§ **WHAT IS BEING ASKED**
Repeat the lines beginning at the one with "OCR this image." and running to the end of the material, keeping the first and last of them, exactly as they appear.

[Dataset entries]
<<<<
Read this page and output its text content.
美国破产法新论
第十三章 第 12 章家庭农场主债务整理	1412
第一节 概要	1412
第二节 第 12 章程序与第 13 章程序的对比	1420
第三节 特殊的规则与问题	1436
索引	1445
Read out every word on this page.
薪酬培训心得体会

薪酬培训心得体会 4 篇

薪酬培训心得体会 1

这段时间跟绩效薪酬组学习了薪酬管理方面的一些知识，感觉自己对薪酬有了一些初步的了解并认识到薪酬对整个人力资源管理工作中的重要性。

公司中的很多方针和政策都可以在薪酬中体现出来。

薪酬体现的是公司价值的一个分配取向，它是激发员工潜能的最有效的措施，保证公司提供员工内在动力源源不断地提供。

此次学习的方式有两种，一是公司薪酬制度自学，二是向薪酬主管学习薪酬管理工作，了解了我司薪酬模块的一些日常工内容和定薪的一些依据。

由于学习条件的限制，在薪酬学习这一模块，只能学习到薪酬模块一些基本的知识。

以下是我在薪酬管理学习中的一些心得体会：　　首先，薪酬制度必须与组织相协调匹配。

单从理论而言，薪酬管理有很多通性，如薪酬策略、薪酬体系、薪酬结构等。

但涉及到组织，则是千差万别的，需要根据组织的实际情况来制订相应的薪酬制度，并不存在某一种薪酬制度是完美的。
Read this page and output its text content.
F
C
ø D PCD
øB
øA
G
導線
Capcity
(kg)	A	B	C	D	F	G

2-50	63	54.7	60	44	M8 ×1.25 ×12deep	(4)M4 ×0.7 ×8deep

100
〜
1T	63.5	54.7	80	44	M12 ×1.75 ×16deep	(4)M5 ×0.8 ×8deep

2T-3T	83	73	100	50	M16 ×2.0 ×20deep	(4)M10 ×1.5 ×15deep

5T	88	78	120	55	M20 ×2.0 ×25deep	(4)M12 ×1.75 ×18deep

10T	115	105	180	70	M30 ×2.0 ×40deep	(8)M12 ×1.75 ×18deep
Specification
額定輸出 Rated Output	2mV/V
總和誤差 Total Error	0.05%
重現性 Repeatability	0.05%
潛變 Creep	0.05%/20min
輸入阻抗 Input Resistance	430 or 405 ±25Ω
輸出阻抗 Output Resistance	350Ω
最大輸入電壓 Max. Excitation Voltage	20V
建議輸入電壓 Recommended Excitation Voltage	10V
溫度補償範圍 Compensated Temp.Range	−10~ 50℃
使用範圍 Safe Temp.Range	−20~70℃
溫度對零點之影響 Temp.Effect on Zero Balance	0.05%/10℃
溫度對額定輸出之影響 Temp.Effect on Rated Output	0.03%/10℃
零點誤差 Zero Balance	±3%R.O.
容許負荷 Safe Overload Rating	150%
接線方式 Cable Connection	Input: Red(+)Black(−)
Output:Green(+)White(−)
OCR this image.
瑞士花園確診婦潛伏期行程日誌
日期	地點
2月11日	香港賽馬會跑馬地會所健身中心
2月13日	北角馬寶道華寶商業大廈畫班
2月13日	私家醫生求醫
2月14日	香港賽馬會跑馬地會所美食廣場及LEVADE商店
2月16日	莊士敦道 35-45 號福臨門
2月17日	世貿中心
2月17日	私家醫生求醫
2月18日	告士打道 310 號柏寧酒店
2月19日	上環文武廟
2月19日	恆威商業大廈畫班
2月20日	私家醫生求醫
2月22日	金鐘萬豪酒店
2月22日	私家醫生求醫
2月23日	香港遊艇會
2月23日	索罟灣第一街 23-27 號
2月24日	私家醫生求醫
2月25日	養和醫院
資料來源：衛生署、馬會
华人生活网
>>>>
§ **OUTPUT FOR THIS TASK**
OCR this image.
瑞士花園確診婦潛伏期行程日誌
日期	地點
2月11日	香港賽馬會跑馬地會所健身中心
2月13日	北角馬寶道華寶商業大廈畫班
2月13日	私家醫生求醫
2月14日	香港賽馬會跑馬地會所美食廣場及LEVADE商店
2月16日	莊士敦道 35-45 號福臨門
2月17日	世貿中心
2月17日	私家醫生求醫
2月18日	告士打道 310 號柏寧酒店
2月19日	上環文武廟
2月19日	恆威商業大廈畫班
2月20日	私家醫生求醫
2月22日	金鐘萬豪酒店
2月22日	私家醫生求醫
2月23日	香港遊艇會
2月23日	索罟灣第一街 23-27 號
2月24日	私家醫生求醫
2月25日	養和醫院
資料來源：衛生署、馬會
华人生活网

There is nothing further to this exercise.